**WORK INSTRUCTIONS**
Write out all the material exactly. Leave nothing out.

**GIVEN RECORDS**

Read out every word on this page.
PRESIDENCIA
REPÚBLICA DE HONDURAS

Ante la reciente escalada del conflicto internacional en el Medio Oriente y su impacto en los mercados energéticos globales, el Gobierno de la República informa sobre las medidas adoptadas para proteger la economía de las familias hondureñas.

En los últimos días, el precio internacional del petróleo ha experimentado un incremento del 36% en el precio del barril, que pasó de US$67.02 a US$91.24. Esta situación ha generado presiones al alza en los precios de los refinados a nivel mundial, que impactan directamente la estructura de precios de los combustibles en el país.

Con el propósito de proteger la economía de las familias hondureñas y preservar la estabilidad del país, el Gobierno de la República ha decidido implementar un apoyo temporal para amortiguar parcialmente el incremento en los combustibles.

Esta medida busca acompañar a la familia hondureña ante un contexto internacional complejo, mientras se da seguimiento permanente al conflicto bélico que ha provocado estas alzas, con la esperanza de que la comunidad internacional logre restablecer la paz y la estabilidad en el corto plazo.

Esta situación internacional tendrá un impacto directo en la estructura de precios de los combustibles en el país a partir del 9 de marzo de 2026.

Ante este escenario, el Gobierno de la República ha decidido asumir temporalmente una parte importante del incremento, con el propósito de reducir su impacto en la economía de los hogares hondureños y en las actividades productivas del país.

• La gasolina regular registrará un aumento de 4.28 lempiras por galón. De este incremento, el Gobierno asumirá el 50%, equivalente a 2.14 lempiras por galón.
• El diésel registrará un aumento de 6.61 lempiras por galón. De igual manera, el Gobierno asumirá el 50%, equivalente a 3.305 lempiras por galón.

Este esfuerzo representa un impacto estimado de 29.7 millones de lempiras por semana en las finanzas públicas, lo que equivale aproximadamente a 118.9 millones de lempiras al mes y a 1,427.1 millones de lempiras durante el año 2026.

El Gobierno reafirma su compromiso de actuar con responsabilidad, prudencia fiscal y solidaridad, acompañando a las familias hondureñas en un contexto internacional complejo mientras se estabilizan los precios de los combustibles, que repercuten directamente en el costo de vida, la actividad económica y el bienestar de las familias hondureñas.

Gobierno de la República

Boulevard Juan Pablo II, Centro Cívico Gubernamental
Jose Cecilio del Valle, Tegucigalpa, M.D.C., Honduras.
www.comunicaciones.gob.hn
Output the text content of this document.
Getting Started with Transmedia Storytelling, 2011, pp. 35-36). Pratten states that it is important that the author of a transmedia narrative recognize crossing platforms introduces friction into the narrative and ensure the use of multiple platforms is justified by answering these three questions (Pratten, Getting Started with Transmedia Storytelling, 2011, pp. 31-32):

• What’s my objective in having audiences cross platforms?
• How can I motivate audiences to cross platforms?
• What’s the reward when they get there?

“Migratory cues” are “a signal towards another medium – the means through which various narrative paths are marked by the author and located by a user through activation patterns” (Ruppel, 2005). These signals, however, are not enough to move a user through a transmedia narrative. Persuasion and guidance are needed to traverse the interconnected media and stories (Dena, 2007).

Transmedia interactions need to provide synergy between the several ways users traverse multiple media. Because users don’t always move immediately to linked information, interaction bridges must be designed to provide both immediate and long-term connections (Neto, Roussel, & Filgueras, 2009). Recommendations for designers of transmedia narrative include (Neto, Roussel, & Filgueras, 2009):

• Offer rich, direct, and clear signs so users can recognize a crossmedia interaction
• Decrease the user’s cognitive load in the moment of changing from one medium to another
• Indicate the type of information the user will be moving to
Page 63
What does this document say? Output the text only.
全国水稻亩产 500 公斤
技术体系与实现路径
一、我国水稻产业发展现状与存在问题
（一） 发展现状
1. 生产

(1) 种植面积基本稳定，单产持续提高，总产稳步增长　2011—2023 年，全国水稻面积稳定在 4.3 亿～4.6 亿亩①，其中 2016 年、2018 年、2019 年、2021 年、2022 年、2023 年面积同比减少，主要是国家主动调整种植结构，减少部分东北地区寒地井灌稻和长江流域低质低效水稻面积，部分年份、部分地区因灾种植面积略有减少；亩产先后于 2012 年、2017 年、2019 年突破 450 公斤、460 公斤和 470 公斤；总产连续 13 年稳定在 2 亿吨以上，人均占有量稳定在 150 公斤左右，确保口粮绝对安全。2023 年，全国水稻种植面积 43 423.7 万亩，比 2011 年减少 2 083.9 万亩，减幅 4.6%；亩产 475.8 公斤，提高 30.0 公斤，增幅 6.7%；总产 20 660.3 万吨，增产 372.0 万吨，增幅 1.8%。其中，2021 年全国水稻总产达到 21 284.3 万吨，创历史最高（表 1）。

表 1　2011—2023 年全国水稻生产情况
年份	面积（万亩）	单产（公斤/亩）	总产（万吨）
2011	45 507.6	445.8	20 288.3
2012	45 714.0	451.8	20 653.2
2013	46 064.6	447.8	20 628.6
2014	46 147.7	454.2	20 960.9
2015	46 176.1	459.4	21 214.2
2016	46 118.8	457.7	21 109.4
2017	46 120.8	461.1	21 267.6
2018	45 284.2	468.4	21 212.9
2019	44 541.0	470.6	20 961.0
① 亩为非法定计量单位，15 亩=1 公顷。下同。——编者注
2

**ANSWER TO THE PROBLEM**
Read out every word on this page.
PRESIDENCIA
REPÚBLICA DE HONDURAS

Ante la reciente escalada del conflicto internacional en el Medio Oriente y su impacto en los mercados energéticos globales, el Gobierno de la República informa sobre las medidas adoptadas para proteger la economía de las familias hondureñas.

En los últimos días, el precio internacional del petróleo ha experimentado un incremento del 36% en el precio del barril, que pasó de US$67.02 a US$91.24. Esta situación ha generado presiones al alza en los precios de los refinados a nivel mundial, que impactan directamente la estructura de precios de los combustibles en el país.

Con el propósito de proteger la economía de las familias hondureñas y preservar la estabilidad del país, el Gobierno de la República ha decidido implementar un apoyo temporal para amortiguar parcialmente el incremento en los combustibles.

Esta medida busca acompañar a la familia hondureña ante un contexto internacional complejo, mientras se da seguimiento permanente al conflicto bélico que ha provocado estas alzas, con la esperanza de que la comunidad internacional logre restablecer la paz y la estabilidad en el corto plazo.

Esta situación internacional tendrá un impacto directo en la estructura de precios de los combustibles en el país a partir del 9 de marzo de 2026.

Ante este escenario, el Gobierno de la República ha decidido asumir temporalmente una parte importante del incremento, con el propósito de reducir su impacto en la economía de los hogares hondureños y en las actividades productivas del país.

• La gasolina regular registrará un aumento de 4.28 lempiras por galón. De este incremento, el Gobierno asumirá el 50%, equivalente a 2.14 lempiras por galón.
• El diésel registrará un aumento de 6.61 lempiras por galón. De igual manera, el Gobierno asumirá el 50%, equivalente a 3.305 lempiras por galón.

Este esfuerzo representa un impacto estimado de 29.7 millones de lempiras por semana en las finanzas públicas, lo que equivale aproximadamente a 118.9 millones de lempiras al mes y a 1,427.1 millones de lempiras durante el año 2026.

El Gobierno reafirma su compromiso de actuar con responsabilidad, prudencia fiscal y solidaridad, acompañando a las familias hondureñas en un contexto internacional complejo mientras se estabilizan los precios de los combustibles, que repercuten directamente en el costo de vida, la actividad económica y el bienestar de las familias hondureñas.

Gobierno de la República

Boulevard Juan Pablo II, Centro Cívico Gubernamental
Jose Cecilio del Valle, Tegucigalpa, M.D.C., Honduras.
www.comunicaciones.gob.hn
Output the text content of this document.
Getting Started with Transmedia Storytelling, 2011, pp. 35-36). Pratten states that it is important that the author of a transmedia narrative recognize crossing platforms introduces friction into the narrative and ensure the use of multiple platforms is justified by answering these three questions (Pratten, Getting Started with Transmedia Storytelling, 2011, pp. 31-32):

• What’s my objective in having audiences cross platforms?
• How can I motivate audiences to cross platforms?
• What’s the reward when they get there?

“Migratory cues” are “a signal towards another medium – the means through which various narrative paths are marked by the author and located by a user through activation patterns” (Ruppel, 2005). These signals, however, are not enough to move a user through a transmedia narrative. Persuasion and guidance are needed to traverse the interconnected media and stories (Dena, 2007).

Transmedia interactions need to provide synergy between the several ways users traverse multiple media. Because users don’t always move immediately to linked information, interaction bridges must be designed to provide both immediate and long-term connections (Neto, Roussel, & Filgueras, 2009). Recommendations for designers of transmedia narrative include (Neto, Roussel, & Filgueras, 2009):

• Offer rich, direct, and clear signs so users can recognize a crossmedia interaction
• Decrease the user’s cognitive load in the moment of changing from one medium to another
• Indicate the type of information the user will be moving to
Page 63
What does this document say? Output the text only.
全国水稻亩产 500 公斤
技术体系与实现路径
一、我国水稻产业发展现状与存在问题
（一） 发展现状
1. 生产

(1) 种植面积基本稳定，单产持续提高，总产稳步增长　2011—2023 年，全国水稻面积稳定在 4.3 亿～4.6 亿亩①，其中 2016 年、2018 年、2019 年、2021 年、2022 年、2023 年面积同比减少，主要是国家主动调整种植结构，减少部分东北地区寒地井灌稻和长江流域低质低效水稻面积，部分年份、部分地区因灾种植面积略有减少；亩产先后于 2012 年、2017 年、2019 年突破 450 公斤、460 公斤和 470 公斤；总产连续 13 年稳定在 2 亿吨以上，人均占有量稳定在 150 公斤左右，确保口粮绝对安全。2023 年，全国水稻种植面积 43 423.7 万亩，比 2011 年减少 2 083.9 万亩，减幅 4.6%；亩产 475.8 公斤，提高 30.0 公斤，增幅 6.7%；总产 20 660.3 万吨，增产 372.0 万吨，增幅 1.8%。其中，2021 年全国水稻总产达到 21 284.3 万吨，创历史最高（表 1）。

表 1　2011—2023 年全国水稻生产情况
年份	面积（万亩）	单产（公斤/亩）	总产（万吨）
2011	45 507.6	445.8	20 288.3
2012	45 714.0	451.8	20 653.2
2013	46 064.6	447.8	20 628.6
2014	46 147.7	454.2	20 960.9
2015	46 176.1	459.4	21 214.2
2016	46 118.8	457.7	21 109.4
2017	46 120.8	461.1	21 267.6
2018	45 284.2	468.4	21 212.9
2019	44 541.0	470.6	20 961.0
① 亩为非法定计量单位，15 亩=1 公顷。下同。——编者注
2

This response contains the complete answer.